(WRITTEN INSTRUCTION): How many lines hold the string "ובלי"? Give only the number.

** start GIVEN DATA **

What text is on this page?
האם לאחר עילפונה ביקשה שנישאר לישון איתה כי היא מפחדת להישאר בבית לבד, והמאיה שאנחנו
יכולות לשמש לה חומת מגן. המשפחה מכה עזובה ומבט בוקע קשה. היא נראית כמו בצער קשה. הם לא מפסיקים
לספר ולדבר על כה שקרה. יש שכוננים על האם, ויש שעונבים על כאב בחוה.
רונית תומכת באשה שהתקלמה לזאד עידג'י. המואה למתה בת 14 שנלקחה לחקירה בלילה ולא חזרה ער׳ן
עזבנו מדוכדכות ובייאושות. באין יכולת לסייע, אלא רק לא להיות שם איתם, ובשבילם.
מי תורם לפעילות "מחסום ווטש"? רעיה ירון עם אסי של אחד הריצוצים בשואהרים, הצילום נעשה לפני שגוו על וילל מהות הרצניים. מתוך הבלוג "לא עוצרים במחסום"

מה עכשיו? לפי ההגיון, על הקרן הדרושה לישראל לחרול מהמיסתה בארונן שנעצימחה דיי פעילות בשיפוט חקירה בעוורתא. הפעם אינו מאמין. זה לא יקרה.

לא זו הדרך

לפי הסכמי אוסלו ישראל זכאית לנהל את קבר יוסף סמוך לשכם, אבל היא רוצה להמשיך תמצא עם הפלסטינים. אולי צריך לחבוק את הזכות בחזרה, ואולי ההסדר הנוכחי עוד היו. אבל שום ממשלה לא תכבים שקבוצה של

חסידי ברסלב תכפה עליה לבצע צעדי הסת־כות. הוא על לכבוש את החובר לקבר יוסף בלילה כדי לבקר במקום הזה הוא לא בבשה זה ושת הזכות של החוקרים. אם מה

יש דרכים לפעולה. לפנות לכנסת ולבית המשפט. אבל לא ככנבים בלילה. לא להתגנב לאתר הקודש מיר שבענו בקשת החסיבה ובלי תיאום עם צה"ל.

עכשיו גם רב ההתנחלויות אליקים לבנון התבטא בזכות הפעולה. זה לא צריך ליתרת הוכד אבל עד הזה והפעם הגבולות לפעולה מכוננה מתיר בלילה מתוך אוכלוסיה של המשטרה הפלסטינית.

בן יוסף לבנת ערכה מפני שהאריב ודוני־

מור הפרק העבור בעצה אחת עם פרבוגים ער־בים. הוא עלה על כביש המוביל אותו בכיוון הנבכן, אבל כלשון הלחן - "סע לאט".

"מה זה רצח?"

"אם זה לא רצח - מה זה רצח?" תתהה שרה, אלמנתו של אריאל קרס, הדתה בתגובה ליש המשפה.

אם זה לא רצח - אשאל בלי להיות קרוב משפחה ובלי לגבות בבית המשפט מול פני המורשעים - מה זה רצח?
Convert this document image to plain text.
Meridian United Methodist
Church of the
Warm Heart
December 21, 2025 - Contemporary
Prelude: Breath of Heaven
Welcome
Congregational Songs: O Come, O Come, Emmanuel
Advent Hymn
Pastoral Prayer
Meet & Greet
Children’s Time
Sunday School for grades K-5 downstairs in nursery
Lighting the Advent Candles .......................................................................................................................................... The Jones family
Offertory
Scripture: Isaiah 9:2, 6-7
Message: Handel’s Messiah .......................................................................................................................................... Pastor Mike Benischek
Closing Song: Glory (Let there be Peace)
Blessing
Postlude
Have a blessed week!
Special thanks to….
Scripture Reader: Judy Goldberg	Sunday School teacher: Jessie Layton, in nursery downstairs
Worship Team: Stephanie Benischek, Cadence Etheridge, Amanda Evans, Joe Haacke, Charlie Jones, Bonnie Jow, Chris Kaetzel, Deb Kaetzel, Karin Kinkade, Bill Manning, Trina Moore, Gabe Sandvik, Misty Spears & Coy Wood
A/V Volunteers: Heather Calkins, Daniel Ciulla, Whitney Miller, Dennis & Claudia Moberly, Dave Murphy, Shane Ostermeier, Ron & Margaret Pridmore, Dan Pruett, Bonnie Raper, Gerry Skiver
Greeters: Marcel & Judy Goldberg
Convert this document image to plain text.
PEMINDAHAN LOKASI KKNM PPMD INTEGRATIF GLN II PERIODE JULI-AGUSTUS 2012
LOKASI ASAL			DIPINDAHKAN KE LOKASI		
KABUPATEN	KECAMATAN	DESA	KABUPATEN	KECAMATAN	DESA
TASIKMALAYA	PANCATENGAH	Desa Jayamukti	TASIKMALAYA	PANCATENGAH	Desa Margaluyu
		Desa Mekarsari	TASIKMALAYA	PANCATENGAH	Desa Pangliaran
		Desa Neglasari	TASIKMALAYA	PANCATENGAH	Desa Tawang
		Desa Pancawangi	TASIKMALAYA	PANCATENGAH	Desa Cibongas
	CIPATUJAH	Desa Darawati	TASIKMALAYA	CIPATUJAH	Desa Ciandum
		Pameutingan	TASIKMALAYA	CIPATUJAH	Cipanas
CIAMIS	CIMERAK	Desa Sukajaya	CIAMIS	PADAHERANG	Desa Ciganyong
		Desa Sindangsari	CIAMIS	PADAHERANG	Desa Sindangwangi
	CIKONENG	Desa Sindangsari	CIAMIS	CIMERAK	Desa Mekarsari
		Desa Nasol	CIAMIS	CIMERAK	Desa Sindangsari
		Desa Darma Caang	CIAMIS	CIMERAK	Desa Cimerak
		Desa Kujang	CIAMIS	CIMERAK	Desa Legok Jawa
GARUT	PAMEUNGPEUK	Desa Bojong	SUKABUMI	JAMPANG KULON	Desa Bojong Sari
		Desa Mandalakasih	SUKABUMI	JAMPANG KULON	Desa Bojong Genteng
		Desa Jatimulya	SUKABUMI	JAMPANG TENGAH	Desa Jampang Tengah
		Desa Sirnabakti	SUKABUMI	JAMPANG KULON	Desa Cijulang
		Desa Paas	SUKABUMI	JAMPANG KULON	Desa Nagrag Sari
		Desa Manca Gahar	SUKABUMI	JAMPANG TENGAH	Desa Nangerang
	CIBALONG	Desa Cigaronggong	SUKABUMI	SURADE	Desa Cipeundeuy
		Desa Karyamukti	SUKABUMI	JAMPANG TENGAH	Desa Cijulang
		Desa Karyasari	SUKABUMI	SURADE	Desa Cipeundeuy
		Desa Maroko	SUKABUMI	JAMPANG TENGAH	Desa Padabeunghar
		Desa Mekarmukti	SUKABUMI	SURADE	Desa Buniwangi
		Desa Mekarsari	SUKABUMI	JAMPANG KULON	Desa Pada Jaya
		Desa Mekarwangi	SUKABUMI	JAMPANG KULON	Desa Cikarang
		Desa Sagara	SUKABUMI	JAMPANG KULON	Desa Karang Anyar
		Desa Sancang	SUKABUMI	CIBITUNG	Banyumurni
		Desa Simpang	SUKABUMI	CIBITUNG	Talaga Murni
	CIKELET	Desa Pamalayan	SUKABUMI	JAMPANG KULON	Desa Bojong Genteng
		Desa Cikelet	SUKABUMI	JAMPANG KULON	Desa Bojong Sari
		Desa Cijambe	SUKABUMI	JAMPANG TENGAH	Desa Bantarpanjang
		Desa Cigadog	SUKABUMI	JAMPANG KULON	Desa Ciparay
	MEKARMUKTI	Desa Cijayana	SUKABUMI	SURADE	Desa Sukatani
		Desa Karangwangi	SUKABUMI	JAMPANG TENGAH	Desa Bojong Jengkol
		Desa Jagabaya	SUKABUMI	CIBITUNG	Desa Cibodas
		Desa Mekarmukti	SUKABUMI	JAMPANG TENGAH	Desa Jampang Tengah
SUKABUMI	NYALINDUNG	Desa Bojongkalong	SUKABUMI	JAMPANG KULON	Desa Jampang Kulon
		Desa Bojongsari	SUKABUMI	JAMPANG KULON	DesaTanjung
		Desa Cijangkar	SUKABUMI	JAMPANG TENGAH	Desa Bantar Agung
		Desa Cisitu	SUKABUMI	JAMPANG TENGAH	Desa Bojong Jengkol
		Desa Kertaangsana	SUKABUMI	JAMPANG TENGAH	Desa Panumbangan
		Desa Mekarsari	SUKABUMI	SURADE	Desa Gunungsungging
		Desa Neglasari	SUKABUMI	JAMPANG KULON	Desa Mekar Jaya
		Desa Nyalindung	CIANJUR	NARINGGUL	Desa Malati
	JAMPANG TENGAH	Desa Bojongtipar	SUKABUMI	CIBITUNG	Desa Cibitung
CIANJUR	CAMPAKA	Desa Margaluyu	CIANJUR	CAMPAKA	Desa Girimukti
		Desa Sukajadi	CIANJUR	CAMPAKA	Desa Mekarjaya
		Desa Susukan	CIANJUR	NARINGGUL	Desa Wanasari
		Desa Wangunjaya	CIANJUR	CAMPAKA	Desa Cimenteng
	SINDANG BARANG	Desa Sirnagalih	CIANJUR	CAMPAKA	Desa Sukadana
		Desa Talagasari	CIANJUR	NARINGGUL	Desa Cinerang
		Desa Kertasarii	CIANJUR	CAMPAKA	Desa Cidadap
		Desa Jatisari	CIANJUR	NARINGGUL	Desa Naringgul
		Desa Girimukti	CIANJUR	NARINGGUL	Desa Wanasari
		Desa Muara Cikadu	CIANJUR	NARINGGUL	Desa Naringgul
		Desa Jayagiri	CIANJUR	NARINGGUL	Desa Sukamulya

** end GIVEN DATA **

(TASK RESULT): 2